(Saved entries)
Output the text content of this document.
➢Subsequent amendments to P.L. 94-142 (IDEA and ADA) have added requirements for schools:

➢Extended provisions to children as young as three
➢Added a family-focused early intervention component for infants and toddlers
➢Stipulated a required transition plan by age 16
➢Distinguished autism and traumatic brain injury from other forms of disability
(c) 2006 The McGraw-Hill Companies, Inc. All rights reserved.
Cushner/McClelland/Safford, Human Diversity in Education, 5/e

## Problem statement
Write out every line of the material again, exactly as it reads.

## Worked solution
Output the text content of this document.
➢Subsequent amendments to P.L. 94-142 (IDEA and ADA) have added requirements for schools:

➢Extended provisions to children as young as three
➢Added a family-focused early intervention component for infants and toddlers
➢Stipulated a required transition plan by age 16
➢Distinguished autism and traumatic brain injury from other forms of disability
(c) 2006 The McGraw-Hill Companies, Inc. All rights reserved.
Cushner/McClelland/Safford, Human Diversity in Education, 5/e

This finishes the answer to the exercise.